• **WRITTEN EXERCISE**: Gather each line of the records where "startup" appears.

** START **

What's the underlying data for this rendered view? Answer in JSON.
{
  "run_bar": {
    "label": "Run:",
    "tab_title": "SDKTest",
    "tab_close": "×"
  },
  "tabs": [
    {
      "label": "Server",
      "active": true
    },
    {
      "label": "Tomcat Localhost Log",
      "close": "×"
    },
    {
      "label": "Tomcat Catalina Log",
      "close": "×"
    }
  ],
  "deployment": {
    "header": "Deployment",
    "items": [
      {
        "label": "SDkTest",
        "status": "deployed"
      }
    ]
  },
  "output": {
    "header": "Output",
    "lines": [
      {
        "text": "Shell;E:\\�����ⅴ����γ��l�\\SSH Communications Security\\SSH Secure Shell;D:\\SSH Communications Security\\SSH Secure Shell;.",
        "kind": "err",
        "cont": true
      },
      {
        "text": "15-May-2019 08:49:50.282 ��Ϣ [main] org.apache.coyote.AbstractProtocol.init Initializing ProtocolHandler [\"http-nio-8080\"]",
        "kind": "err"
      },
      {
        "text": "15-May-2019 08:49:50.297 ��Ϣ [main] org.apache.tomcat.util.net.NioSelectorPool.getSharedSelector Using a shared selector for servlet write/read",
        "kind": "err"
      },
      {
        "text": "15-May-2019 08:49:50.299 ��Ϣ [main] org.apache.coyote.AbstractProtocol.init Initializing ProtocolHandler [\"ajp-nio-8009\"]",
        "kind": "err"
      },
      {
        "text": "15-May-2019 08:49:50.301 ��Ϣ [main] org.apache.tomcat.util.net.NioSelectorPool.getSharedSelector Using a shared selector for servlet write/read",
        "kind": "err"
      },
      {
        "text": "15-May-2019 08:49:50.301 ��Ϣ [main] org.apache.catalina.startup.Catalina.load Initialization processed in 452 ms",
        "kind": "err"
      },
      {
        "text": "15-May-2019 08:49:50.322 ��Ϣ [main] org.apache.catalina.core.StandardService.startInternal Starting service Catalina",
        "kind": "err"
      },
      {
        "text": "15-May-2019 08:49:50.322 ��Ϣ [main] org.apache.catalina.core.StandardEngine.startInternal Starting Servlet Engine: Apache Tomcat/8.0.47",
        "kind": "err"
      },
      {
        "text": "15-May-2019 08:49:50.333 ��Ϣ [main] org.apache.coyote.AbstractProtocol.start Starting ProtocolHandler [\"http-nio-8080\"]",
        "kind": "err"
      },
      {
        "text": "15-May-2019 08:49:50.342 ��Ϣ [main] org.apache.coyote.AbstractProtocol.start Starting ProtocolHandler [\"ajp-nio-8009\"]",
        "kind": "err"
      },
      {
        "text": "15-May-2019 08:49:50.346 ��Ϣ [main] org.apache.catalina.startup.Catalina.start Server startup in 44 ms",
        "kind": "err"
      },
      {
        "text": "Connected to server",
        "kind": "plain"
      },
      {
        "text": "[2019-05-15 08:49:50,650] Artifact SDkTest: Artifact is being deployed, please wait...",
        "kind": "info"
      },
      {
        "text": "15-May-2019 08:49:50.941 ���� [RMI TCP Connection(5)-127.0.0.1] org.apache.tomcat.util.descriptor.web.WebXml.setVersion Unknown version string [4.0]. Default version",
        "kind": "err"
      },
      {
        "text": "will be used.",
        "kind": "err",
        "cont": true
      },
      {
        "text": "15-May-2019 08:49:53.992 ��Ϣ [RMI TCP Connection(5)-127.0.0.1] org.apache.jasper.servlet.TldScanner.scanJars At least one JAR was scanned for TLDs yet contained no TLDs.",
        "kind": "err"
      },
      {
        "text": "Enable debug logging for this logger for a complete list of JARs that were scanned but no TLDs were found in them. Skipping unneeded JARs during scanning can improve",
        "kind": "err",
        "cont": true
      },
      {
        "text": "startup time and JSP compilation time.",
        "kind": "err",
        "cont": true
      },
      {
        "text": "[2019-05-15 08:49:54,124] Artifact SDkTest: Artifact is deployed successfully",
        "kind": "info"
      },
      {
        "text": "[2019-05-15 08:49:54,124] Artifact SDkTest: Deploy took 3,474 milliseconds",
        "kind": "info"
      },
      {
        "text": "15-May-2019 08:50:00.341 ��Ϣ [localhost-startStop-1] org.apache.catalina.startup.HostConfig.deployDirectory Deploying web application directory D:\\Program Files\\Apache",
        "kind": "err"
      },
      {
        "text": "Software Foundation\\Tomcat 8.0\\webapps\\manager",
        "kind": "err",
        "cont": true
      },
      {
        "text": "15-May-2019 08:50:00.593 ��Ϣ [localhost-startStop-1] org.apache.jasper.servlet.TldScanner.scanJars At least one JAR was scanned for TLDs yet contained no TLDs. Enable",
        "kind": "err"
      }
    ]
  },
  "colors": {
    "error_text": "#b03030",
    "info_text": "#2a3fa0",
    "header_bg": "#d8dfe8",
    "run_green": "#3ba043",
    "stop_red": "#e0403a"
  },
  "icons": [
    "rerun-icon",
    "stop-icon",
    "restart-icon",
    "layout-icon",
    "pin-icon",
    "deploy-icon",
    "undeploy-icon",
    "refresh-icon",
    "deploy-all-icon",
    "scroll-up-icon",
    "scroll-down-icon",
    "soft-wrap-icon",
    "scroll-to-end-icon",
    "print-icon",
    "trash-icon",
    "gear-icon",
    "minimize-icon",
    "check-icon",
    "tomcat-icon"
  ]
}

** END **
** START **

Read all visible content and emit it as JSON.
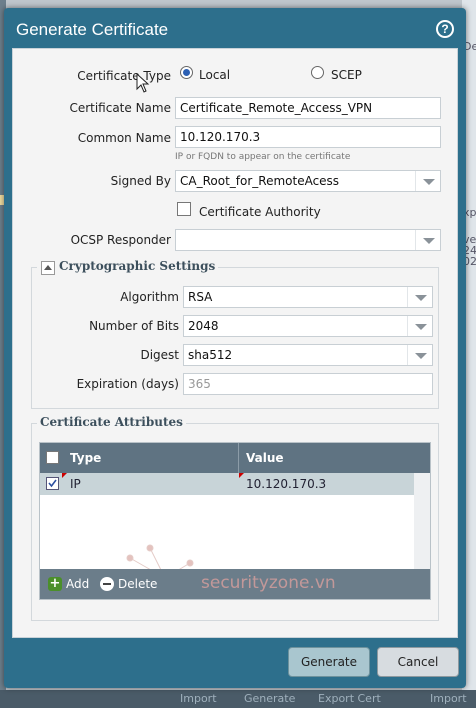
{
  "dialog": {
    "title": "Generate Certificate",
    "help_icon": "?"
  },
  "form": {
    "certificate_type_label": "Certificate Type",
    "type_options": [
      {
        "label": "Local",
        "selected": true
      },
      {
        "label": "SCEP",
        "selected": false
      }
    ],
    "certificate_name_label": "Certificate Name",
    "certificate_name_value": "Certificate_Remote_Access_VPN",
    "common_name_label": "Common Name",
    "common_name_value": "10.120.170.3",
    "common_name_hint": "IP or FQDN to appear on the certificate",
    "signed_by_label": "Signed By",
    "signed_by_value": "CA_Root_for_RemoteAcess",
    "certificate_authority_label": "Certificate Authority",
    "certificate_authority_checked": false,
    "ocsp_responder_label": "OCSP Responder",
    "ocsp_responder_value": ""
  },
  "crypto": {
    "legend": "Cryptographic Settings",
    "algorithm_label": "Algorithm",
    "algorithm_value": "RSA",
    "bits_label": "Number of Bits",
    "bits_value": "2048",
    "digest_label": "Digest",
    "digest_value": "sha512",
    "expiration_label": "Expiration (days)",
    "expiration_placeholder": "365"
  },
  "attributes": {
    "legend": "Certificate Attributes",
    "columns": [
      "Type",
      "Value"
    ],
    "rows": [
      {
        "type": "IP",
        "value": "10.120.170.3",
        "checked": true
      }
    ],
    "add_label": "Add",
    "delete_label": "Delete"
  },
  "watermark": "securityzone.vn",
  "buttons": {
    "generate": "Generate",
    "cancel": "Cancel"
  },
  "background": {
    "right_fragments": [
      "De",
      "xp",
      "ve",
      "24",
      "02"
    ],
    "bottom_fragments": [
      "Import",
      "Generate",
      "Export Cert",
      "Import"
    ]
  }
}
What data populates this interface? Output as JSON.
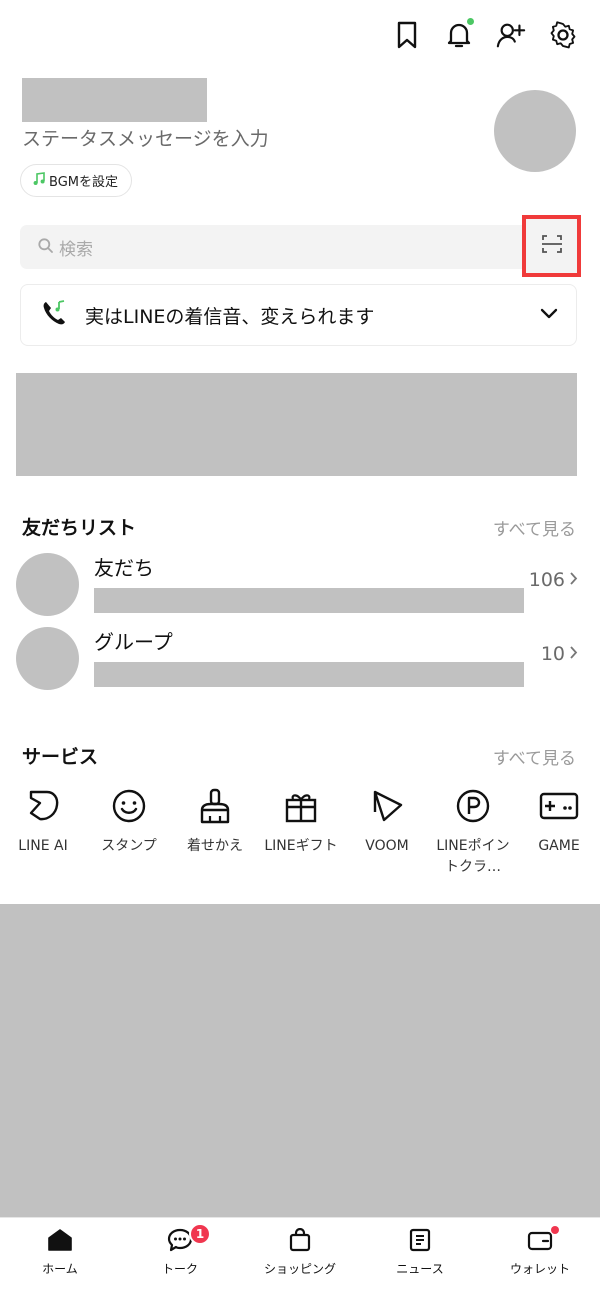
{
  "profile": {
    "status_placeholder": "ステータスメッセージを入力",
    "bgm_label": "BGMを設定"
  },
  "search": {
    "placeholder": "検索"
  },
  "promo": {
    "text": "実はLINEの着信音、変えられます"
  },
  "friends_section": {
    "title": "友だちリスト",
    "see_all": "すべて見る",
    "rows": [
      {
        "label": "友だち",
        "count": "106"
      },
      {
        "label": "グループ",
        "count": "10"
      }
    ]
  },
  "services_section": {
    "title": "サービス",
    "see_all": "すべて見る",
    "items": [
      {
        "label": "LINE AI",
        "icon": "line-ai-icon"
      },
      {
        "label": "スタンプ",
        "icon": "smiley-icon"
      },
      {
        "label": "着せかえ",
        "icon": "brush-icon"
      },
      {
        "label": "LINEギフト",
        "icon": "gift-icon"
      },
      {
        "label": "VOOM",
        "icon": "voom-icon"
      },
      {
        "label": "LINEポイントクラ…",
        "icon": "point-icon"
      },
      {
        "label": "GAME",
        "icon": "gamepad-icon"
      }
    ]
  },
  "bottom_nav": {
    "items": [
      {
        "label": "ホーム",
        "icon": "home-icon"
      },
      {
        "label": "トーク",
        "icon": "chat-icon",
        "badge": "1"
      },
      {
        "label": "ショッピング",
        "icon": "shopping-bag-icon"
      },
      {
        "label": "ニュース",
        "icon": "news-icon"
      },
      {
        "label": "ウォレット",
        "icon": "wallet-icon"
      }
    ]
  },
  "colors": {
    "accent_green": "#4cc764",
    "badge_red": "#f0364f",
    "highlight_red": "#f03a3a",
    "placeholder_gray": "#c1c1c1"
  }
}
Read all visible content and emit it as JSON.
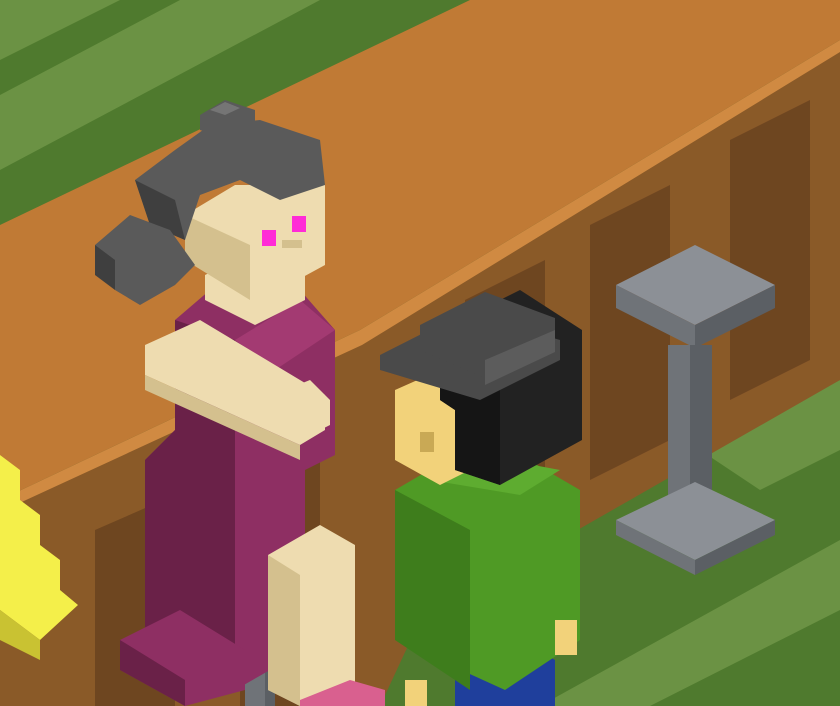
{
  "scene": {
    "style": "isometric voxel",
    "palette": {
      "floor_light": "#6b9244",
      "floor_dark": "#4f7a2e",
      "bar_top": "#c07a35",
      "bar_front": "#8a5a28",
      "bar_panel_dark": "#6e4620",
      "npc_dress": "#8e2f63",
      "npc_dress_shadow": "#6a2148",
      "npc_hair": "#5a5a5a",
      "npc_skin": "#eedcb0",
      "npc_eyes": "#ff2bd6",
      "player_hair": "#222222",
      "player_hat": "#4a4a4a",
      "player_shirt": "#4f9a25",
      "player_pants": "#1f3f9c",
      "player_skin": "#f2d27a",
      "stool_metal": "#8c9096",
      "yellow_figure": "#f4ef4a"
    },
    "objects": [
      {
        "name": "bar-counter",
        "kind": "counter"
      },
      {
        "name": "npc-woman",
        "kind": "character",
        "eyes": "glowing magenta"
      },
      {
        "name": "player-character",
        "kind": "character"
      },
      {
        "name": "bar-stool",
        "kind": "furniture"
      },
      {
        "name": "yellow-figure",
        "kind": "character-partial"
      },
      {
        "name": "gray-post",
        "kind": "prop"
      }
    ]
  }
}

** END **

• **COMPLETED TASK**:
        "text": "15-May-2019 08:49:50.301 ��Ϣ [main] org.apache.catalina.startup.Catalina.load Initialization processed in 452 ms",
        "text": "15-May-2019 08:49:50.346 ��Ϣ [main] org.apache.catalina.startup.Catalina.start Server startup in 44 ms",
        "text": "startup time and JSP compilation time.",
        "text": "15-May-2019 08:50:00.341 ��Ϣ [localhost-startStop-1] org.apache.catalina.startup.HostConfig.deployDirectory Deploying web application directory D:\\Program Files\\Apache",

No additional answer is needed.